**DATA FOR THIS EXERCISE**.
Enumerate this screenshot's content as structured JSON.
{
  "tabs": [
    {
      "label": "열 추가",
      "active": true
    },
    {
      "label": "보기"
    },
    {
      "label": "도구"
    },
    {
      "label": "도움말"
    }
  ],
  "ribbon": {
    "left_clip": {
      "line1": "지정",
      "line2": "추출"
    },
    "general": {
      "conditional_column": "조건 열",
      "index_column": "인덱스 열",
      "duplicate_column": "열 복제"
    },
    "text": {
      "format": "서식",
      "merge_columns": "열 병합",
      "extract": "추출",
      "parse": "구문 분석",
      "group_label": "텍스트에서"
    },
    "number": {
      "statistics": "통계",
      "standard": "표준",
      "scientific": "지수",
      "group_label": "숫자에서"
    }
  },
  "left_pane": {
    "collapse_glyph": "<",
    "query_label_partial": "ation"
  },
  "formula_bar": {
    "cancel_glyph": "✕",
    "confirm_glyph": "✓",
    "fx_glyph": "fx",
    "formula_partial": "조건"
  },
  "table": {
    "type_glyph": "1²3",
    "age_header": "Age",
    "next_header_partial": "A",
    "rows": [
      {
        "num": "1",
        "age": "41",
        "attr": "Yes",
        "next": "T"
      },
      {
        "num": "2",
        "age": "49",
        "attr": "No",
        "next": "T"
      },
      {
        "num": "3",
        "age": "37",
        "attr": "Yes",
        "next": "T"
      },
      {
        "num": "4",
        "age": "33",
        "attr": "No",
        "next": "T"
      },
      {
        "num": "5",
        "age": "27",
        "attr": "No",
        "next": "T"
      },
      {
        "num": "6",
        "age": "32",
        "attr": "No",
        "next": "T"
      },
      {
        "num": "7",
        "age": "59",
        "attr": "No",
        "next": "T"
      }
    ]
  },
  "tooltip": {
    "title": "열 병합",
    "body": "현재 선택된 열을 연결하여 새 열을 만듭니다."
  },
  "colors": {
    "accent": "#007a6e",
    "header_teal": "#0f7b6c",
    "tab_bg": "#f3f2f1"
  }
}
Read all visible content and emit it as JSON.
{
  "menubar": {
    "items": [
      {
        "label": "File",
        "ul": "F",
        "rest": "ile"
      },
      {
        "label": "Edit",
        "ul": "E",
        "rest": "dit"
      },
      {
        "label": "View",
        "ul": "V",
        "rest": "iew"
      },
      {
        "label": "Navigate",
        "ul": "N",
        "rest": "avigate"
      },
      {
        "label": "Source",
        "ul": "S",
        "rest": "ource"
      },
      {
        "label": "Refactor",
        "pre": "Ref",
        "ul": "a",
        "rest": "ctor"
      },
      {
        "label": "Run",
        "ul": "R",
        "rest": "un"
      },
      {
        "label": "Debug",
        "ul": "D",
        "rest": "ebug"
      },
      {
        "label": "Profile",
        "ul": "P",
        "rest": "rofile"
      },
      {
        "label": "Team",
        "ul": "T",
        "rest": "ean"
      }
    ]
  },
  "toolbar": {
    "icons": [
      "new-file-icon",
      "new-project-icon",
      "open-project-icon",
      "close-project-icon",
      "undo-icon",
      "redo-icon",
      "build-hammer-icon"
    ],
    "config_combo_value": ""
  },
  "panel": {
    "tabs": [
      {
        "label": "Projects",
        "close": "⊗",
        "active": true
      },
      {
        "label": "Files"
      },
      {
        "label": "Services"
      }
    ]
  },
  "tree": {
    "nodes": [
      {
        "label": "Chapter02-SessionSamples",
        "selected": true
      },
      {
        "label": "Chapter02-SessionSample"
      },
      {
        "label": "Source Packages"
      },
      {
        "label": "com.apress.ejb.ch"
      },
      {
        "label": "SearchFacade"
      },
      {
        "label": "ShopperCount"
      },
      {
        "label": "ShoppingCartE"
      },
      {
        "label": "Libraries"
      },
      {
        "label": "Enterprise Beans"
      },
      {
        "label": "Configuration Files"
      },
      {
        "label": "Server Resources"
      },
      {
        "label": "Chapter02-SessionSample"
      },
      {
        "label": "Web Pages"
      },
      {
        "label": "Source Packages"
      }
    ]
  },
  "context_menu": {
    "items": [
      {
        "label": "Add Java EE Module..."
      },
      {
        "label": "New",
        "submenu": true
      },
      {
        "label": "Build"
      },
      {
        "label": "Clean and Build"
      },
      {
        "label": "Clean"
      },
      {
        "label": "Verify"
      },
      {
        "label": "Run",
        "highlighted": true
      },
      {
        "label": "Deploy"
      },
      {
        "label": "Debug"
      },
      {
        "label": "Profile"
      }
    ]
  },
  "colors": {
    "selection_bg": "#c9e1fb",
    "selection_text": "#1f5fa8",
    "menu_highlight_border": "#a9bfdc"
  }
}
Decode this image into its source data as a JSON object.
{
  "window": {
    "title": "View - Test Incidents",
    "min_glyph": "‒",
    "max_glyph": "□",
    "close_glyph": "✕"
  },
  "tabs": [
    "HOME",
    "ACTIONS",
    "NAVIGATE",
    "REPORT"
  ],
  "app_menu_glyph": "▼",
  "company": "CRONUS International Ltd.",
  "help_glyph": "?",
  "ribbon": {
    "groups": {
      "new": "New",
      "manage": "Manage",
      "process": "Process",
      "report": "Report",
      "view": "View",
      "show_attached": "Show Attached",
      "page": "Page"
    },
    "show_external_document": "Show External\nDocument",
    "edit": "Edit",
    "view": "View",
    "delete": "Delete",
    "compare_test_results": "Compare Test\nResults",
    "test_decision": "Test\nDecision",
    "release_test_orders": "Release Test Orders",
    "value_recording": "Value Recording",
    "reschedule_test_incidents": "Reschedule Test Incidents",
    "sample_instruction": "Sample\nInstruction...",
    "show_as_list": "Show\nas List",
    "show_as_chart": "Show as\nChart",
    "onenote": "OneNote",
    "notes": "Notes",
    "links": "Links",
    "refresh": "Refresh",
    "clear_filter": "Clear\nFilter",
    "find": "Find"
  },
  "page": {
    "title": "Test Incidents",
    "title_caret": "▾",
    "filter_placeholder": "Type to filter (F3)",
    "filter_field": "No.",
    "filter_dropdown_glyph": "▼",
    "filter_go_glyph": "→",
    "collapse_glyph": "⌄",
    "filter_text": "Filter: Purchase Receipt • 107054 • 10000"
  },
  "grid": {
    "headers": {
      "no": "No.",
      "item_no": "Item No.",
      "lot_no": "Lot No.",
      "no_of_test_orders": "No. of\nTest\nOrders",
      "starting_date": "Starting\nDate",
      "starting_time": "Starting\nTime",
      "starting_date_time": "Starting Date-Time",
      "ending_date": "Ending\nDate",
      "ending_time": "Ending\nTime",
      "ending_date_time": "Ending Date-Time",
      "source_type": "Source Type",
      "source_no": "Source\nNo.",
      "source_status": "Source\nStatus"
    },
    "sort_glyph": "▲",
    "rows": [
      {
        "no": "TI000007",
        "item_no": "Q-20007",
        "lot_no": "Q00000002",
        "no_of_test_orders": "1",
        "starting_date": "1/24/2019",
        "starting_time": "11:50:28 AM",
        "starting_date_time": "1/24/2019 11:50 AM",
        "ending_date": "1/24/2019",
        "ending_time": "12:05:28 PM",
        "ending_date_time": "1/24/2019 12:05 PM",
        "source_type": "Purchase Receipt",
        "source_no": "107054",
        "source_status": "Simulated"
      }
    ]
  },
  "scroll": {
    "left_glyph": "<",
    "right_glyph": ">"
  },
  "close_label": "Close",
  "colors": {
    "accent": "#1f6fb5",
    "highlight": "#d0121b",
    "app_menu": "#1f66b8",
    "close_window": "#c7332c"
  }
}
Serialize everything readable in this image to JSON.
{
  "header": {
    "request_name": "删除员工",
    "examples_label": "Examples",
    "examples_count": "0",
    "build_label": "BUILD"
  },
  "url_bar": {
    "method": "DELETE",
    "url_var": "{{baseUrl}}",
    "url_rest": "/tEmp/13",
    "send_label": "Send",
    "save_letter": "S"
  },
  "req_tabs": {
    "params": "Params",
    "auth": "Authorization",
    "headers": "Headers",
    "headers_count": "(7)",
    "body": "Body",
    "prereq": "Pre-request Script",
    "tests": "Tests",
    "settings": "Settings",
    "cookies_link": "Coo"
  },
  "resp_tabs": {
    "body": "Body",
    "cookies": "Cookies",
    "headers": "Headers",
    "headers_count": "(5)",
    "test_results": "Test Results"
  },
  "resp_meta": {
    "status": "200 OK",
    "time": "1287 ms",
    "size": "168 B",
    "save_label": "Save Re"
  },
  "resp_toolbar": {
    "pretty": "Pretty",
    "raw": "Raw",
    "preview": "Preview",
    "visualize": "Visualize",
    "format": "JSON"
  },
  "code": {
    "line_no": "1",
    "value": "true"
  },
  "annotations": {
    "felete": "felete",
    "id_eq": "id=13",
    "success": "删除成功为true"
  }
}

**STATED EXERCISE**. Only the number is wanted: how many lines contain the string "Show"?

**TASK SOLUTION**. 4